Make an exact copy of the lines below.

▬▬▬▬▬▬▬▬▬▬

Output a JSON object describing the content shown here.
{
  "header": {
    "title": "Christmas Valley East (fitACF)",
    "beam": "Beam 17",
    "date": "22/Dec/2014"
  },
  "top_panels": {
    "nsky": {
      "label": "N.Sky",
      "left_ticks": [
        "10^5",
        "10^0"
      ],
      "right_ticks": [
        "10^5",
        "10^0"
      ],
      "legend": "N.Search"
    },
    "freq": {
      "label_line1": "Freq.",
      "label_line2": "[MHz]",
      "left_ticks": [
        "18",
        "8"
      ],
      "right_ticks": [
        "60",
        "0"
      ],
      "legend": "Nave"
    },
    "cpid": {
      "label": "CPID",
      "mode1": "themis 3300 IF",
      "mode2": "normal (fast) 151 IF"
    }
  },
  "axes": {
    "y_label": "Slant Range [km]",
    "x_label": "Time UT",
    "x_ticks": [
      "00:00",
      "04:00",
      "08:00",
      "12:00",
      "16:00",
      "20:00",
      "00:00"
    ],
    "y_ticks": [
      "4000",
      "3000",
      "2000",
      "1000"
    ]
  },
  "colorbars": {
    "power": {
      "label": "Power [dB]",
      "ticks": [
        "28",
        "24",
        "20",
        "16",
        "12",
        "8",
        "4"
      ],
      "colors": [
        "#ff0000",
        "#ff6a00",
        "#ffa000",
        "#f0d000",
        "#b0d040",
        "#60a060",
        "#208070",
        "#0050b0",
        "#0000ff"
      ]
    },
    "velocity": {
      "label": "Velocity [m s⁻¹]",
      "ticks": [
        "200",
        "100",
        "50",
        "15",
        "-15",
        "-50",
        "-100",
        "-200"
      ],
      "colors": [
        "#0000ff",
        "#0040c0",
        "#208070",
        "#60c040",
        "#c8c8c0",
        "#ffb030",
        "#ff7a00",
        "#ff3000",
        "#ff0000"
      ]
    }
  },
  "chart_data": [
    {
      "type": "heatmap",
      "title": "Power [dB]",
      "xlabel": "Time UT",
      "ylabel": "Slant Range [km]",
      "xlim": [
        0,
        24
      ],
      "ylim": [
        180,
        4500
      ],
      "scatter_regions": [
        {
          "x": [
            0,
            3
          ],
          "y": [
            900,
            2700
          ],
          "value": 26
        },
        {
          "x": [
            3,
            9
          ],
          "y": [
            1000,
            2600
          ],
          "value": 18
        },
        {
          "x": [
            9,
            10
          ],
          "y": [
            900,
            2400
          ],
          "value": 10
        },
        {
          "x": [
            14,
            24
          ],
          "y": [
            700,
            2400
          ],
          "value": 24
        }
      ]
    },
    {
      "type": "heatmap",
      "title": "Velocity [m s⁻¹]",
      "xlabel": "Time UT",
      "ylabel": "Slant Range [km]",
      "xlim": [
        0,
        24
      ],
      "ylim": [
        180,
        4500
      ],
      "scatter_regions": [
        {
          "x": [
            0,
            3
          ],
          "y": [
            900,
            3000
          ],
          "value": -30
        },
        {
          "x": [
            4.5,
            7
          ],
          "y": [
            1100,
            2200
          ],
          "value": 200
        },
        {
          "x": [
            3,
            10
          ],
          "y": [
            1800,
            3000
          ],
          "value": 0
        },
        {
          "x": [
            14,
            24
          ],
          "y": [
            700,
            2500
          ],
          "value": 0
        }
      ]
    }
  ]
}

▬▬▬▬▬▬▬▬▬▬

ANSWER TO THE EXERCISE:
Output a JSON object describing the content shown here.
{
  "header": {
    "title": "Christmas Valley East (fitACF)",
    "beam": "Beam 17",
    "date": "22/Dec/2014"
  },
  "top_panels": {
    "nsky": {
      "label": "N.Sky",
      "left_ticks": [
        "10^5",
        "10^0"
      ],
      "right_ticks": [
        "10^5",
        "10^0"
      ],
      "legend": "N.Search"
    },
    "freq": {
      "label_line1": "Freq.",
      "label_line2": "[MHz]",
      "left_ticks": [
        "18",
        "8"
      ],
      "right_ticks": [
        "60",
        "0"
      ],
      "legend": "Nave"
    },
    "cpid": {
      "label": "CPID",
      "mode1": "themis 3300 IF",
      "mode2": "normal (fast) 151 IF"
    }
  },
  "axes": {
    "y_label": "Slant Range [km]",
    "x_label": "Time UT",
    "x_ticks": [
      "00:00",
      "04:00",
      "08:00",
      "12:00",
      "16:00",
      "20:00",
      "00:00"
    ],
    "y_ticks": [
      "4000",
      "3000",
      "2000",
      "1000"
    ]
  },
  "colorbars": {
    "power": {
      "label": "Power [dB]",
      "ticks": [
        "28",
        "24",
        "20",
        "16",
        "12",
        "8",
        "4"
      ],
      "colors": [
        "#ff0000",
        "#ff6a00",
        "#ffa000",
        "#f0d000",
        "#b0d040",
        "#60a060",
        "#208070",
        "#0050b0",
        "#0000ff"
      ]
    },
    "velocity": {
      "label": "Velocity [m s⁻¹]",
      "ticks": [
        "200",
        "100",
        "50",
        "15",
        "-15",
        "-50",
        "-100",
        "-200"
      ],
      "colors": [
        "#0000ff",
        "#0040c0",
        "#208070",
        "#60c040",
        "#c8c8c0",
        "#ffb030",
        "#ff7a00",
        "#ff3000",
        "#ff0000"
      ]
    }
  },
  "chart_data": [
    {
      "type": "heatmap",
      "title": "Power [dB]",
      "xlabel": "Time UT",
      "ylabel": "Slant Range [km]",
      "xlim": [
        0,
        24
      ],
      "ylim": [
        180,
        4500
      ],
      "scatter_regions": [
        {
          "x": [
            0,
            3
          ],
          "y": [
            900,
            2700
          ],
          "value": 26
        },
        {
          "x": [
            3,
            9
          ],
          "y": [
            1000,
            2600
          ],
          "value": 18
        },
        {
          "x": [
            9,
            10
          ],
          "y": [
            900,
            2400
          ],
          "value": 10
        },
        {
          "x": [
            14,
            24
          ],
          "y": [
            700,
            2400
          ],
          "value": 24
        }
      ]
    },
    {
      "type": "heatmap",
      "title": "Velocity [m s⁻¹]",
      "xlabel": "Time UT",
      "ylabel": "Slant Range [km]",
      "xlim": [
        0,
        24
      ],
      "ylim": [
        180,
        4500
      ],
      "scatter_regions": [
        {
          "x": [
            0,
            3
          ],
          "y": [
            900,
            3000
          ],
          "value": -30
        },
        {
          "x": [
            4.5,
            7
          ],
          "y": [
            1100,
            2200
          ],
          "value": 200
        },
        {
          "x": [
            3,
            10
          ],
          "y": [
            1800,
            3000
          ],
          "value": 0
        },
        {
          "x": [
            14,
            24
          ],
          "y": [
            700,
            2500
          ],
          "value": 0
        }
      ]
    }
  ]
}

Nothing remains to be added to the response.